▶ [What is asked]: Pull every line containing "ἡμῖν" out of the material below.

▶ [Recorded data]:
^^^^^^^^^^^^^^^^

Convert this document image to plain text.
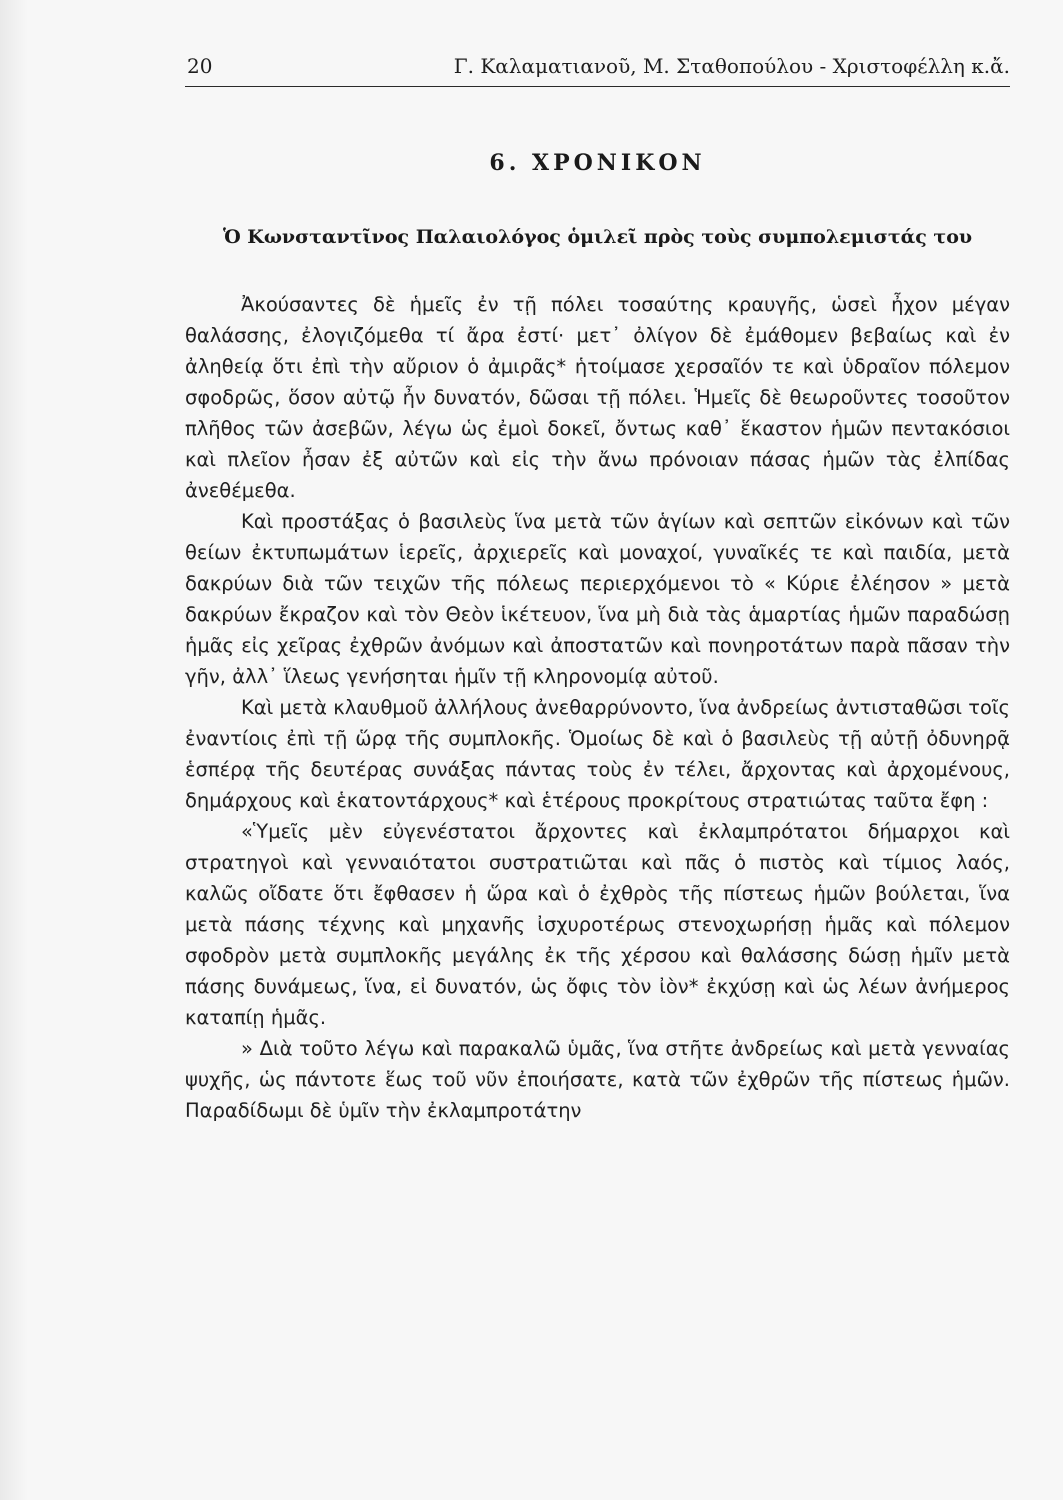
20	Γ. Καλαματιανοῦ, Μ. Σταθοπούλου - Χριστοφέλλη κ.ἄ.
6. ΧΡΟΝΙΚΟΝ
Ὁ Κωνσταντῖνος Παλαιολόγος ὁμιλεῖ πρὸς τοὺς συμπολεμιστάς του

Ἀκούσαντες δὲ ἡμεῖς ἐν τῇ πόλει τοσαύτης κραυγῆς, ὡσεὶ ἦχον μέγαν θαλάσσης, ἐλογιζόμεθα τί ἄρα ἐστί· μετ᾽ ὀλίγον δὲ ἐμάθομεν βεβαίως καὶ ἐν ἀληθείᾳ ὅτι ἐπὶ τὴν αὔριον ὁ ἀμιρᾶς* ἡτοίμασε χερσαῖόν τε καὶ ὑδραῖον πόλεμον σφοδρῶς, ὅσον αὐτῷ ἦν δυνατόν, δῶσαι τῇ πόλει. Ἡμεῖς δὲ θεωροῦντες τοσοῦτον πλῆθος τῶν ἀσεβῶν, λέγω ὡς ἐμοὶ δοκεῖ, ὄντως καθ᾽ ἕκαστον ἡμῶν πεντακόσιοι καὶ πλεῖον ἦσαν ἐξ αὐτῶν καὶ εἰς τὴν ἄνω πρόνοιαν πάσας ἡμῶν τὰς ἐλπίδας ἀνεθέμεθα.

Καὶ προστάξας ὁ βασιλεὺς ἵνα μετὰ τῶν ἁγίων καὶ σεπτῶν εἰκόνων καὶ τῶν θείων ἐκτυπωμάτων ἱερεῖς, ἀρχιερεῖς καὶ μοναχοί, γυναῖκές τε καὶ παιδία, μετὰ δακρύων διὰ τῶν τειχῶν τῆς πόλεως περιερχόμενοι τὸ « Κύριε ἐλέησον » μετὰ δακρύων ἔκραζον καὶ τὸν Θεὸν ἱκέτευον, ἵνα μὴ διὰ τὰς ἁμαρτίας ἡμῶν παραδώσῃ ἡμᾶς εἰς χεῖρας ἐχθρῶν ἀνόμων καὶ ἀποστατῶν καὶ πονηροτάτων παρὰ πᾶσαν τὴν γῆν, ἀλλ᾽ ἵλεως γενήσηται ἡμῖν τῇ κληρονομίᾳ αὐτοῦ.

Καὶ μετὰ κλαυθμοῦ ἀλλήλους ἀνεθαρρύνοντο, ἵνα ἀνδρείως ἀντισταθῶσι τοῖς ἐναντίοις ἐπὶ τῇ ὥρᾳ τῆς συμπλοκῆς. Ὁμοίως δὲ καὶ ὁ βασιλεὺς τῇ αὐτῇ ὀδυνηρᾷ ἑσπέρᾳ τῆς δευτέρας συνάξας πάντας τοὺς ἐν τέλει, ἄρχοντας καὶ ἀρχομένους, δημάρχους καὶ ἑκατοντάρχους* καὶ ἑτέρους προκρίτους στρατιώτας ταῦτα ἔφη :

«Ὑμεῖς μὲν εὐγενέστατοι ἄρχοντες καὶ ἐκλαμπρότατοι δήμαρχοι καὶ στρατηγοὶ καὶ γενναιότατοι συστρατιῶται καὶ πᾶς ὁ πιστὸς καὶ τίμιος λαός, καλῶς οἴδατε ὅτι ἔφθασεν ἡ ὥρα καὶ ὁ ἐχθρὸς τῆς πίστεως ἡμῶν βούλεται, ἵνα μετὰ πάσης τέχνης καὶ μηχανῆς ἰσχυροτέρως στενοχωρήσῃ ἡμᾶς καὶ πόλεμον σφοδρὸν μετὰ συμπλοκῆς μεγάλης ἐκ τῆς χέρσου καὶ θαλάσσης δώσῃ ἡμῖν μετὰ πάσης δυνάμεως, ἵνα, εἰ δυνατόν, ὡς ὄφις τὸν ἰὸν* ἐκχύσῃ καὶ ὡς λέων ἀνήμερος καταπίῃ ἡμᾶς.

» Διὰ τοῦτο λέγω καὶ παρακαλῶ ὑμᾶς, ἵνα στῆτε ἀνδρείως καὶ μετὰ γενναίας ψυχῆς, ὡς πάντοτε ἕως τοῦ νῦν ἐποιήσατε, κατὰ τῶν ἐχθρῶν τῆς πίστεως ἡμῶν. Παραδίδωμι δὲ ὑμῖν τὴν ἐκλαμπροτάτην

^^^^^^^^^^^^^^^^

▶ [Solution to the problem]:
Καὶ προστάξας ὁ βασιλεὺς ἵνα μετὰ τῶν ἁγίων καὶ σεπτῶν εἰκόνων καὶ τῶν θείων ἐκτυπωμάτων ἱερεῖς, ἀρχιερεῖς καὶ μοναχοί, γυναῖκές τε καὶ παιδία, μετὰ δακρύων διὰ τῶν τειχῶν τῆς πόλεως περιερχόμενοι τὸ « Κύριε ἐλέησον » μετὰ δακρύων ἔκραζον καὶ τὸν Θεὸν ἱκέτευον, ἵνα μὴ διὰ τὰς ἁμαρτίας ἡμῶν παραδώσῃ ἡμᾶς εἰς χεῖρας ἐχθρῶν ἀνόμων καὶ ἀποστατῶν καὶ πονηροτάτων παρὰ πᾶσαν τὴν γῆν, ἀλλ᾽ ἵλεως γενήσηται ἡμῖν τῇ κληρονομίᾳ αὐτοῦ.
«Ὑμεῖς μὲν εὐγενέστατοι ἄρχοντες καὶ ἐκλαμπρότατοι δήμαρχοι καὶ στρατηγοὶ καὶ γενναιότατοι συστρατιῶται καὶ πᾶς ὁ πιστὸς καὶ τίμιος λαός, καλῶς οἴδατε ὅτι ἔφθασεν ἡ ὥρα καὶ ὁ ἐχθρὸς τῆς πίστεως ἡμῶν βούλεται, ἵνα μετὰ πάσης τέχνης καὶ μηχανῆς ἰσχυροτέρως στενοχωρήσῃ ἡμᾶς καὶ πόλεμον σφοδρὸν μετὰ συμπλοκῆς μεγάλης ἐκ τῆς χέρσου καὶ θαλάσσης δώσῃ ἡμῖν μετὰ πάσης δυνάμεως, ἵνα, εἰ δυνατόν, ὡς ὄφις τὸν ἰὸν* ἐκχύσῃ καὶ ὡς λέων ἀνήμερος καταπίῃ ἡμᾶς.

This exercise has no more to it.